-- Start RECORD SET --

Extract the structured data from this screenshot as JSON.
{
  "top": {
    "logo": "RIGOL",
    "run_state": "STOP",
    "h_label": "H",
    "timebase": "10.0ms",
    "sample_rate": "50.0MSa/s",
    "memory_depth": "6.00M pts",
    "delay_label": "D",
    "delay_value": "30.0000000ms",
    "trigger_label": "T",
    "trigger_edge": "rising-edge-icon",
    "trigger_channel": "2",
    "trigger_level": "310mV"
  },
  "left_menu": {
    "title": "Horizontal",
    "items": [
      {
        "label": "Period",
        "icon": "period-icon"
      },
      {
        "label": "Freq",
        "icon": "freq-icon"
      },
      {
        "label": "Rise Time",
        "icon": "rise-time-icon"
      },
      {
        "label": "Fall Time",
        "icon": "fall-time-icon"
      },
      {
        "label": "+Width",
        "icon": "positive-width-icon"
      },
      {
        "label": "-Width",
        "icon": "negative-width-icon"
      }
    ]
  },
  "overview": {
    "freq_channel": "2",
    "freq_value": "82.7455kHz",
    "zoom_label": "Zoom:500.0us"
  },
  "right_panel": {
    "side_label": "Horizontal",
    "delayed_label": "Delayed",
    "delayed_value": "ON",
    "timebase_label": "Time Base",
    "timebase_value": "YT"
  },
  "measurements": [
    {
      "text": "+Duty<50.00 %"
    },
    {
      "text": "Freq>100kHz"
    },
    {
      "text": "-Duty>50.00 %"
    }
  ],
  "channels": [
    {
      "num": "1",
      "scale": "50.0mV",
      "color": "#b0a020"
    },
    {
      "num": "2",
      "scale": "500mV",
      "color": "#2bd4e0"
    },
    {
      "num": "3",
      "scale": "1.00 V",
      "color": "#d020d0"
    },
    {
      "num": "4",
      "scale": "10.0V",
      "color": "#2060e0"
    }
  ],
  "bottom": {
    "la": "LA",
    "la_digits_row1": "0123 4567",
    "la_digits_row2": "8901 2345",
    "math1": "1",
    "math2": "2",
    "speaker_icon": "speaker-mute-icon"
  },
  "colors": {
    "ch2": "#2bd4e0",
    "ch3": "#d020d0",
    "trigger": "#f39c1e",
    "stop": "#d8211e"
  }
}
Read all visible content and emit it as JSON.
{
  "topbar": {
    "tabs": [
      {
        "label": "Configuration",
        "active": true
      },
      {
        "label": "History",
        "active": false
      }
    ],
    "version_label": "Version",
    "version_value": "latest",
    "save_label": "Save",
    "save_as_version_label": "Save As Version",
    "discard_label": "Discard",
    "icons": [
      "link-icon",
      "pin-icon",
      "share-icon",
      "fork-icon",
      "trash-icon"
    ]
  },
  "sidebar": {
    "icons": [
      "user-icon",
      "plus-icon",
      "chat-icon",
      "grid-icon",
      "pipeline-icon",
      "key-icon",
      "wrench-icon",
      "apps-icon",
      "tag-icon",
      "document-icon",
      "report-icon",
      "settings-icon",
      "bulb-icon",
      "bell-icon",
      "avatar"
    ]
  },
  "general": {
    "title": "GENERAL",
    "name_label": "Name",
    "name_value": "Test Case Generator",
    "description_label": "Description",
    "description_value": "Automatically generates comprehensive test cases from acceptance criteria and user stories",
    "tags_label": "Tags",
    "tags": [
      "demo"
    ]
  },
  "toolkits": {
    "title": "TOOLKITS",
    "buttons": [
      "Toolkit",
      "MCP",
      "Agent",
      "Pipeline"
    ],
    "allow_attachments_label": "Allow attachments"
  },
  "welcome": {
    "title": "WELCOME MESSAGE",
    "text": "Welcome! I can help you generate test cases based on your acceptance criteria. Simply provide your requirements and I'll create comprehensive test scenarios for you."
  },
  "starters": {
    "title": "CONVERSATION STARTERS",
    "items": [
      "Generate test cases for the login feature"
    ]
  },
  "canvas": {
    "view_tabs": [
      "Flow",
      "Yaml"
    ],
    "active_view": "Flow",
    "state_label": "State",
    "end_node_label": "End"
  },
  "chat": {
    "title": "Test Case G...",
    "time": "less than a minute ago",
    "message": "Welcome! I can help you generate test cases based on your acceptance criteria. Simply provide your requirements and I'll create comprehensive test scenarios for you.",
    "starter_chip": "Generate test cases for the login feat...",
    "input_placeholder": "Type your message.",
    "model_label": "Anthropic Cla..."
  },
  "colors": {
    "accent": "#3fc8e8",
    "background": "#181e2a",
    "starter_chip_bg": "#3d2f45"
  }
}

-- End RECORD SET --

* [OBJECTIVE]
The data above must be returned in full, exactly as written.

* [TASK RESULT]
Extract the structured data from this screenshot as JSON.
{
  "top": {
    "logo": "RIGOL",
    "run_state": "STOP",
    "h_label": "H",
    "timebase": "10.0ms",
    "sample_rate": "50.0MSa/s",
    "memory_depth": "6.00M pts",
    "delay_label": "D",
    "delay_value": "30.0000000ms",
    "trigger_label": "T",
    "trigger_edge": "rising-edge-icon",
    "trigger_channel": "2",
    "trigger_level": "310mV"
  },
  "left_menu": {
    "title": "Horizontal",
    "items": [
      {
        "label": "Period",
        "icon": "period-icon"
      },
      {
        "label": "Freq",
        "icon": "freq-icon"
      },
      {
        "label": "Rise Time",
        "icon": "rise-time-icon"
      },
      {
        "label": "Fall Time",
        "icon": "fall-time-icon"
      },
      {
        "label": "+Width",
        "icon": "positive-width-icon"
      },
      {
        "label": "-Width",
        "icon": "negative-width-icon"
      }
    ]
  },
  "overview": {
    "freq_channel": "2",
    "freq_value": "82.7455kHz",
    "zoom_label": "Zoom:500.0us"
  },
  "right_panel": {
    "side_label": "Horizontal",
    "delayed_label": "Delayed",
    "delayed_value": "ON",
    "timebase_label": "Time Base",
    "timebase_value": "YT"
  },
  "measurements": [
    {
      "text": "+Duty<50.00 %"
    },
    {
      "text": "Freq>100kHz"
    },
    {
      "text": "-Duty>50.00 %"
    }
  ],
  "channels": [
    {
      "num": "1",
      "scale": "50.0mV",
      "color": "#b0a020"
    },
    {
      "num": "2",
      "scale": "500mV",
      "color": "#2bd4e0"
    },
    {
      "num": "3",
      "scale": "1.00 V",
      "color": "#d020d0"
    },
    {
      "num": "4",
      "scale": "10.0V",
      "color": "#2060e0"
    }
  ],
  "bottom": {
    "la": "LA",
    "la_digits_row1": "0123 4567",
    "la_digits_row2": "8901 2345",
    "math1": "1",
    "math2": "2",
    "speaker_icon": "speaker-mute-icon"
  },
  "colors": {
    "ch2": "#2bd4e0",
    "ch3": "#d020d0",
    "trigger": "#f39c1e",
    "stop": "#d8211e"
  }
}
Read all visible content and emit it as JSON.
{
  "topbar": {
    "tabs": [
      {
        "label": "Configuration",
        "active": true
      },
      {
        "label": "History",
        "active": false
      }
    ],
    "version_label": "Version",
    "version_value": "latest",
    "save_label": "Save",
    "save_as_version_label": "Save As Version",
    "discard_label": "Discard",
    "icons": [
      "link-icon",
      "pin-icon",
      "share-icon",
      "fork-icon",
      "trash-icon"
    ]
  },
  "sidebar": {
    "icons": [
      "user-icon",
      "plus-icon",
      "chat-icon",
      "grid-icon",
      "pipeline-icon",
      "key-icon",
      "wrench-icon",
      "apps-icon",
      "tag-icon",
      "document-icon",
      "report-icon",
      "settings-icon",
      "bulb-icon",
      "bell-icon",
      "avatar"
    ]
  },
  "general": {
    "title": "GENERAL",
    "name_label": "Name",
    "name_value": "Test Case Generator",
    "description_label": "Description",
    "description_value": "Automatically generates comprehensive test cases from acceptance criteria and user stories",
    "tags_label": "Tags",
    "tags": [
      "demo"
    ]
  },
  "toolkits": {
    "title": "TOOLKITS",
    "buttons": [
      "Toolkit",
      "MCP",
      "Agent",
      "Pipeline"
    ],
    "allow_attachments_label": "Allow attachments"
  },
  "welcome": {
    "title": "WELCOME MESSAGE",
    "text": "Welcome! I can help you generate test cases based on your acceptance criteria. Simply provide your requirements and I'll create comprehensive test scenarios for you."
  },
  "starters": {
    "title": "CONVERSATION STARTERS",
    "items": [
      "Generate test cases for the login feature"
    ]
  },
  "canvas": {
    "view_tabs": [
      "Flow",
      "Yaml"
    ],
    "active_view": "Flow",
    "state_label": "State",
    "end_node_label": "End"
  },
  "chat": {
    "title": "Test Case G...",
    "time": "less than a minute ago",
    "message": "Welcome! I can help you generate test cases based on your acceptance criteria. Simply provide your requirements and I'll create comprehensive test scenarios for you.",
    "starter_chip": "Generate test cases for the login feat...",
    "input_placeholder": "Type your message.",
    "model_label": "Anthropic Cla..."
  },
  "colors": {
    "accent": "#3fc8e8",
    "background": "#181e2a",
    "starter_chip_bg": "#3d2f45"
  }
}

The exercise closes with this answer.